» What the task requires:
Check every line of the data for the string "prefix" and copy the ones that have it.

» Source material:
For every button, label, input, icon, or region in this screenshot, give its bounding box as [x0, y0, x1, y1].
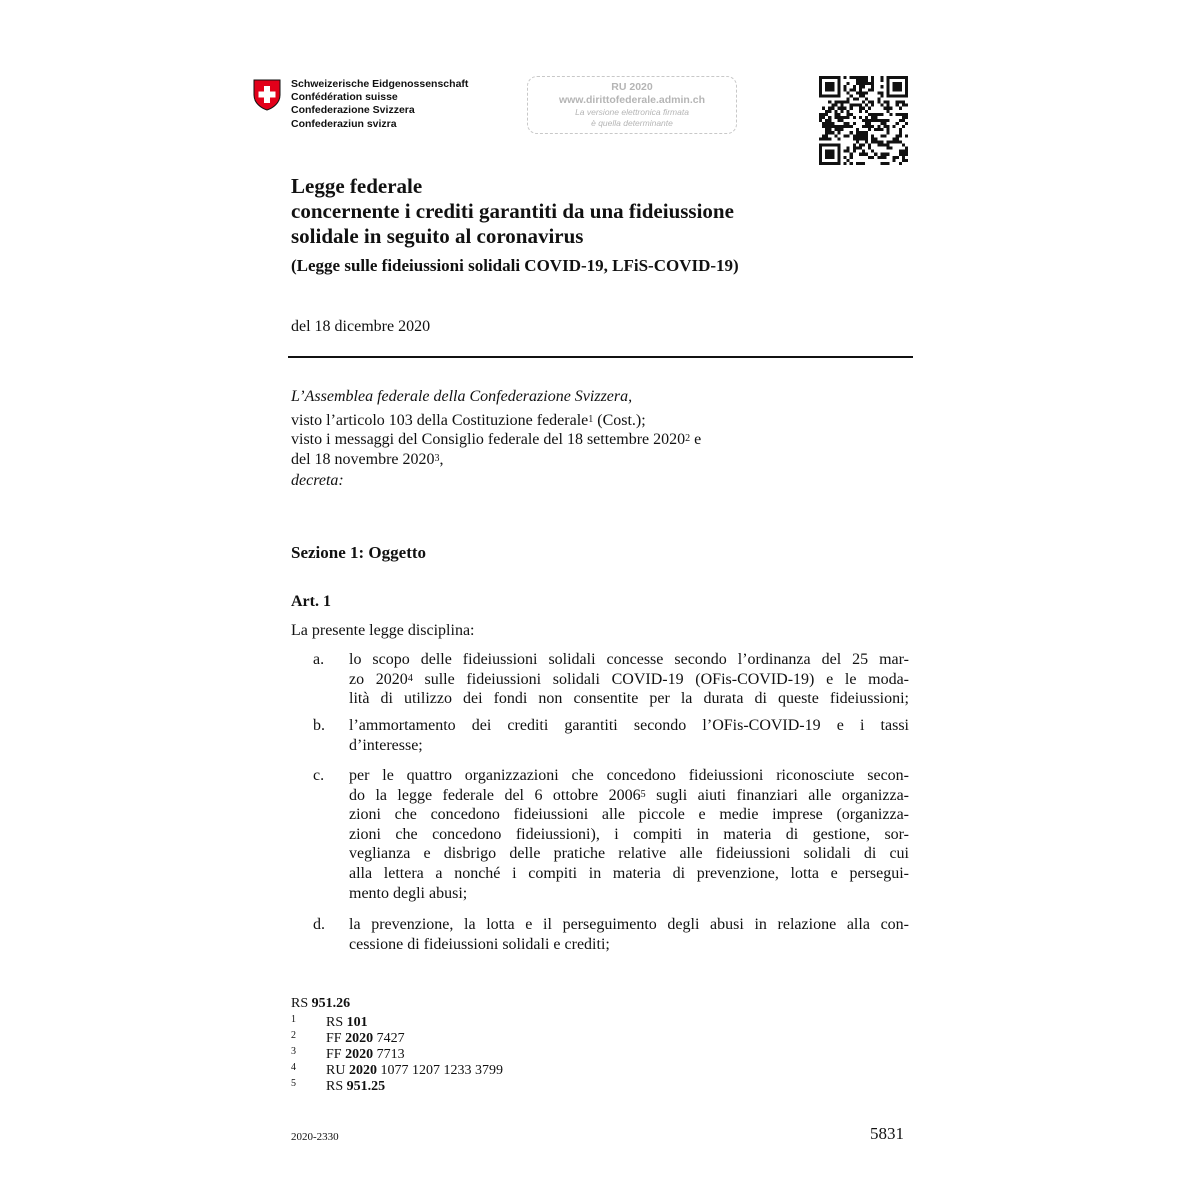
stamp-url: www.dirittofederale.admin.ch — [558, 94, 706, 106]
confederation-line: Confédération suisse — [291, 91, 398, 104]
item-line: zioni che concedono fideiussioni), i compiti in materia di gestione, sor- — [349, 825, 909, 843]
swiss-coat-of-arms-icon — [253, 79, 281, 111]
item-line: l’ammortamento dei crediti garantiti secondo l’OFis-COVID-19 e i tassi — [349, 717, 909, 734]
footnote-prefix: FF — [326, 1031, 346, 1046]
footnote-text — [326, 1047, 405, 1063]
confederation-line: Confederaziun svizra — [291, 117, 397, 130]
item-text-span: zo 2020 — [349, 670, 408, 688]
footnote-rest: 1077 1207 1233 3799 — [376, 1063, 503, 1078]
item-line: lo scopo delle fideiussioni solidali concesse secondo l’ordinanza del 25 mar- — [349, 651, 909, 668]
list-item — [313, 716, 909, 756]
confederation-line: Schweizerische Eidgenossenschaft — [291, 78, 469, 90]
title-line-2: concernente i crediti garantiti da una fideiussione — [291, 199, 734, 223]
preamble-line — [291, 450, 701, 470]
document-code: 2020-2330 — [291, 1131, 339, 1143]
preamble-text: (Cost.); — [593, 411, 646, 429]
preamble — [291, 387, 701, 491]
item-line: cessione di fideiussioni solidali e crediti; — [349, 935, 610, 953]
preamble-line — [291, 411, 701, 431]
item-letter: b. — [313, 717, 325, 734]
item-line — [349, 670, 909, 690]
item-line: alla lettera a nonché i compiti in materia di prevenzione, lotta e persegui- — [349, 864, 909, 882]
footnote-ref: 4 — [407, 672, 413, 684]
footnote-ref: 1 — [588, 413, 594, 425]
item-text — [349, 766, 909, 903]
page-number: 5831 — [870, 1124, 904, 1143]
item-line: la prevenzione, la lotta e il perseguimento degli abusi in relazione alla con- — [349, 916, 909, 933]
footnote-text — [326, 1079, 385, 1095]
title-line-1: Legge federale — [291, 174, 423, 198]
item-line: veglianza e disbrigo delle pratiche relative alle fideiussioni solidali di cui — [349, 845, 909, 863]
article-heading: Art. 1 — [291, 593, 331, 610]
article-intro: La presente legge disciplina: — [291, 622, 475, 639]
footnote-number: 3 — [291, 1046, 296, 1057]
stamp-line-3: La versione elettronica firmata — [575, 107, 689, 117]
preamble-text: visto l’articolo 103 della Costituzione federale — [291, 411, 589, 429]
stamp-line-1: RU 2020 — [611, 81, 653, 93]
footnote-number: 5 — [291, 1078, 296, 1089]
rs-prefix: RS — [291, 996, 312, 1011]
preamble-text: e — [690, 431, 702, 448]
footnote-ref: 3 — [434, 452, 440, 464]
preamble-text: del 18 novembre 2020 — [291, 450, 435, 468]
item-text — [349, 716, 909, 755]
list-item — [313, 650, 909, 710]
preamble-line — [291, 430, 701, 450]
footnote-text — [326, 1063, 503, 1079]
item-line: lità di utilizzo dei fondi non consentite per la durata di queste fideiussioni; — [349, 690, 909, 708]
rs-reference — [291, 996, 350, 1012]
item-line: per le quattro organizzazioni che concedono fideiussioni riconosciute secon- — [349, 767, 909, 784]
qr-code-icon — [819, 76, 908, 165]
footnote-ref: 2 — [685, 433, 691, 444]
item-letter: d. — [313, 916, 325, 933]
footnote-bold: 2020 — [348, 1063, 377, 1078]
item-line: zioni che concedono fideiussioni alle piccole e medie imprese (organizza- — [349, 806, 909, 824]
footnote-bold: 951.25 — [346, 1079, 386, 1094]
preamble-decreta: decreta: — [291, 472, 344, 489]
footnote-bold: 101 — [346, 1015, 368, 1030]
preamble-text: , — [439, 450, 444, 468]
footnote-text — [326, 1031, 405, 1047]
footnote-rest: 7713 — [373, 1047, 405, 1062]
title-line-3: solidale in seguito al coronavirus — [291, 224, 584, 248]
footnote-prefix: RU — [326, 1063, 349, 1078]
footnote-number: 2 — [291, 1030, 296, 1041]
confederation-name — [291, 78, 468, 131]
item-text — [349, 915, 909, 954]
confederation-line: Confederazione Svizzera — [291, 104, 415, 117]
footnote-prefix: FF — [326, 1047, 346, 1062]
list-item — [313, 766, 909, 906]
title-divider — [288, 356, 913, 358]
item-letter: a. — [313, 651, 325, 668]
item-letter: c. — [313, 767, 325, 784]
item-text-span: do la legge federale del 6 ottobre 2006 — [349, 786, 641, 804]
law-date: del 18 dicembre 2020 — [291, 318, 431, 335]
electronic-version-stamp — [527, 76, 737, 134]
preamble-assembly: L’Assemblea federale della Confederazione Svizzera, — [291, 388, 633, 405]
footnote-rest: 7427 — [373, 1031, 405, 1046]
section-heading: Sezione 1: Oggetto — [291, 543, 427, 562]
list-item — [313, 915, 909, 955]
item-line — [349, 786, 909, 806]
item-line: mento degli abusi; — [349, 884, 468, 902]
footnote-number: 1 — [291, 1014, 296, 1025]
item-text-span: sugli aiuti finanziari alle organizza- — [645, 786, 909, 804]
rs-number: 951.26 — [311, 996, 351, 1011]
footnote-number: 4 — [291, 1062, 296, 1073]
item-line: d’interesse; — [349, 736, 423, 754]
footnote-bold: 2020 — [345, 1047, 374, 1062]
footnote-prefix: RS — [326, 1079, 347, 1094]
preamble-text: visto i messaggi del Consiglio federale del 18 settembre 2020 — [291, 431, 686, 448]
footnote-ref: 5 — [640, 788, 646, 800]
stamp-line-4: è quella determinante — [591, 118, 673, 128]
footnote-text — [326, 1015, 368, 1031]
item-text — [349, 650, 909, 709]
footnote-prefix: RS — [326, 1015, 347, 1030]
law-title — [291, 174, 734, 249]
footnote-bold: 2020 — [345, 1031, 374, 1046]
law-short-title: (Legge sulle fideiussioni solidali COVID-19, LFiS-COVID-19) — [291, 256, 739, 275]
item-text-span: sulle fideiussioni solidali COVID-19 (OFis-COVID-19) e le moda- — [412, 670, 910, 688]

» Task answer:
footnote-prefix: FF — [326, 1031, 346, 1046]
rs-prefix: RS — [291, 996, 312, 1011]
footnote-prefix: RU — [326, 1063, 349, 1078]
footnote-prefix: FF — [326, 1047, 346, 1062]
footnote-prefix: RS — [326, 1079, 347, 1094]
footnote-prefix: RS — [326, 1015, 347, 1030]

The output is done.